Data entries
§

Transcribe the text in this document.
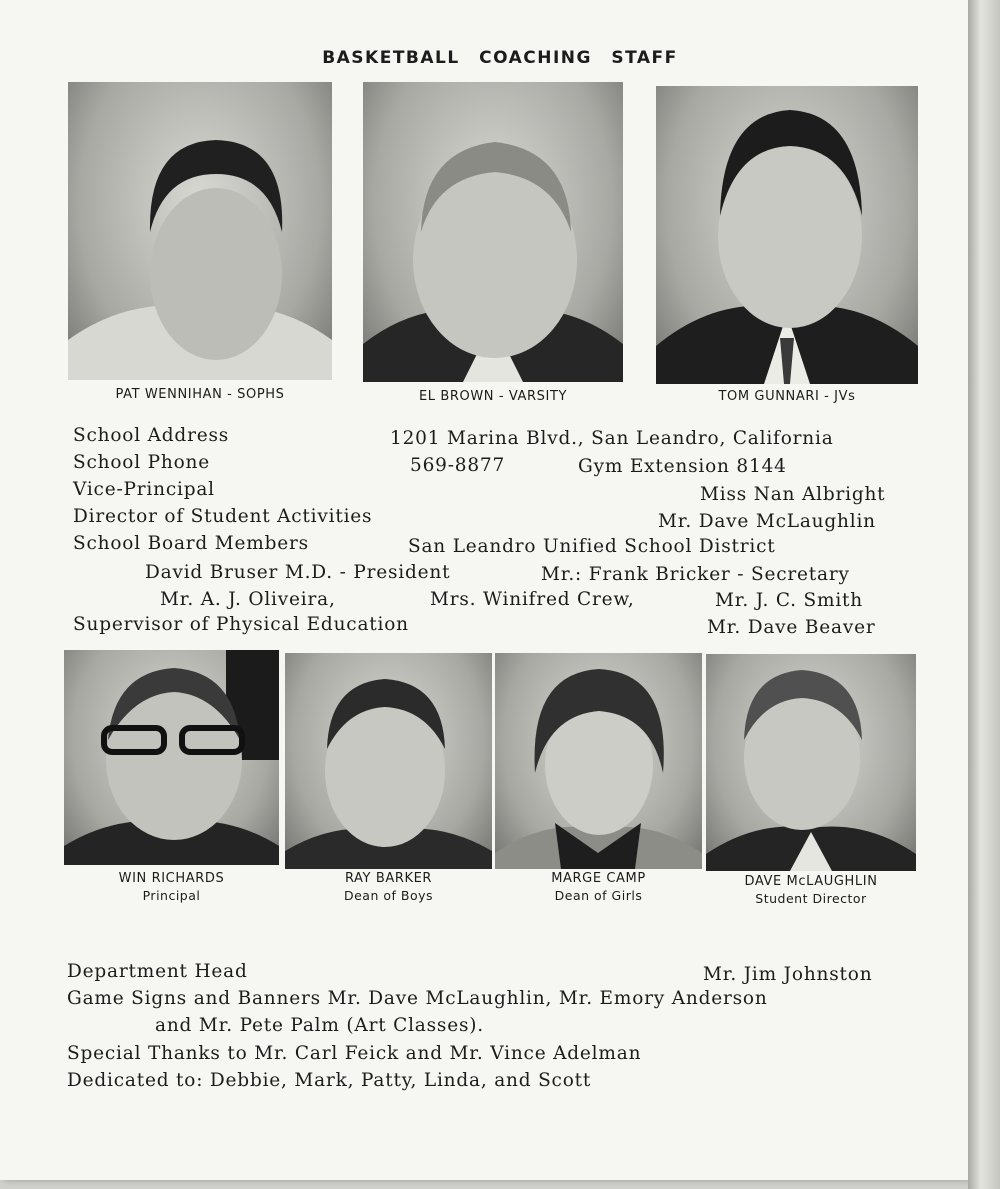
BASKETBALL COACHING STAFF
PAT WENNIHAN - SOPHS	EL BROWN - VARSITY	TOM GUNNARI - JVs
School Address	1201 Marina Blvd., San Leandro, California
School Phone	569-8877	Gym Extension 8144
Vice-Principal	Miss Nan Albright
Director of Student Activities	Mr. Dave McLaughlin
School Board Members	San Leandro Unified School District
David Bruser M.D. - President	Mr.: Frank Bricker - Secretary
Mr. A. J. Oliveira,	Mrs. Winifred Crew,	Mr. J. C. Smith
Supervisor of Physical Education	Mr. Dave Beaver
WIN RICHARDS
Principal
RAY BARKER
Dean of Boys
MARGE CAMP
Dean of Girls
DAVE McLAUGHLIN
Student Director
Department Head	Mr. Jim Johnston
Game Signs and Banners Mr. Dave McLaughlin, Mr. Emory Anderson
and Mr. Pete Palm (Art Classes).
Special Thanks to Mr. Carl Feick and Mr. Vince Adelman
Dedicated to: Debbie, Mark, Patty, Linda, and Scott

§

*What the task requires*.
Find the string "Leandro" in the records, then copy each line where it occurs.

*The answer*.
School Address	1201 Marina Blvd., San Leandro, California
School Board Members	San Leandro Unified School District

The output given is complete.